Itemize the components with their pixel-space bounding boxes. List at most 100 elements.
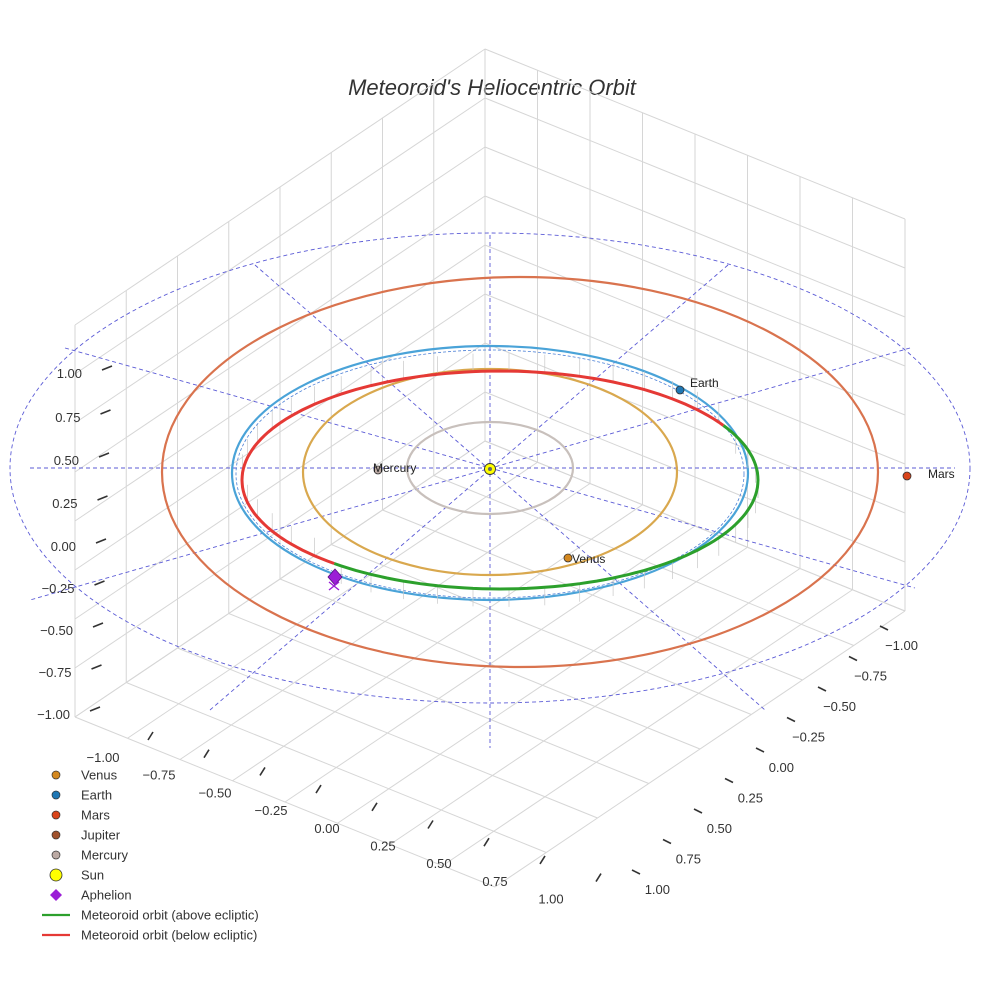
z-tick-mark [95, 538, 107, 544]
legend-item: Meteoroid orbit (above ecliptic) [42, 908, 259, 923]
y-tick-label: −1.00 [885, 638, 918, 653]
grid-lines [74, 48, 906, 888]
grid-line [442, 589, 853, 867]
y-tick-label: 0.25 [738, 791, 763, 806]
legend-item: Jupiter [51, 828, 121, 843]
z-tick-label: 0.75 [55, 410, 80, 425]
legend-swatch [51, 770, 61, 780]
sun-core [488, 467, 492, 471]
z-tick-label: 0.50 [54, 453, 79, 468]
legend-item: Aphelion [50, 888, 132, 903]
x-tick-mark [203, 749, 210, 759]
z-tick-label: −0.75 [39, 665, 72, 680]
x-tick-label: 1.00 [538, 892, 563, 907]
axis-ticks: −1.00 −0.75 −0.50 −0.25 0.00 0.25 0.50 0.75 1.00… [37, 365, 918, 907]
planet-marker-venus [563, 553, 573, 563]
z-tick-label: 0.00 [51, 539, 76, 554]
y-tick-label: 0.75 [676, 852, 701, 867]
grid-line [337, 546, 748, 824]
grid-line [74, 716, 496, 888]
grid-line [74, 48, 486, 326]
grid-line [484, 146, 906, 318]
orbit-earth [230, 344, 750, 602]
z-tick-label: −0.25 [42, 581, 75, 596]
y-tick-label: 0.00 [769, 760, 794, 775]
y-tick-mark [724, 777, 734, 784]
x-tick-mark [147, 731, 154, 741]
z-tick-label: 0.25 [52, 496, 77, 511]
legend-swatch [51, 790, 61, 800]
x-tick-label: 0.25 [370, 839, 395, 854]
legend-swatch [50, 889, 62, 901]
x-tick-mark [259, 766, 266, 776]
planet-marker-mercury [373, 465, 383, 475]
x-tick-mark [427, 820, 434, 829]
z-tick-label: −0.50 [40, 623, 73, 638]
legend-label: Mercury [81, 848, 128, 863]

--*--

## Short task
Gather every line in the entries above that contains the string "legend", and copy each of those lines in full.

## Solution
legend-item: Meteoroid orbit (above ecliptic) [42, 908, 259, 923]
legend-item: Jupiter [51, 828, 121, 843]
legend-swatch [51, 770, 61, 780]
legend-item: Aphelion [50, 888, 132, 903]
legend-swatch [51, 790, 61, 800]
legend-swatch [50, 889, 62, 901]
legend-label: Mercury [81, 848, 128, 863]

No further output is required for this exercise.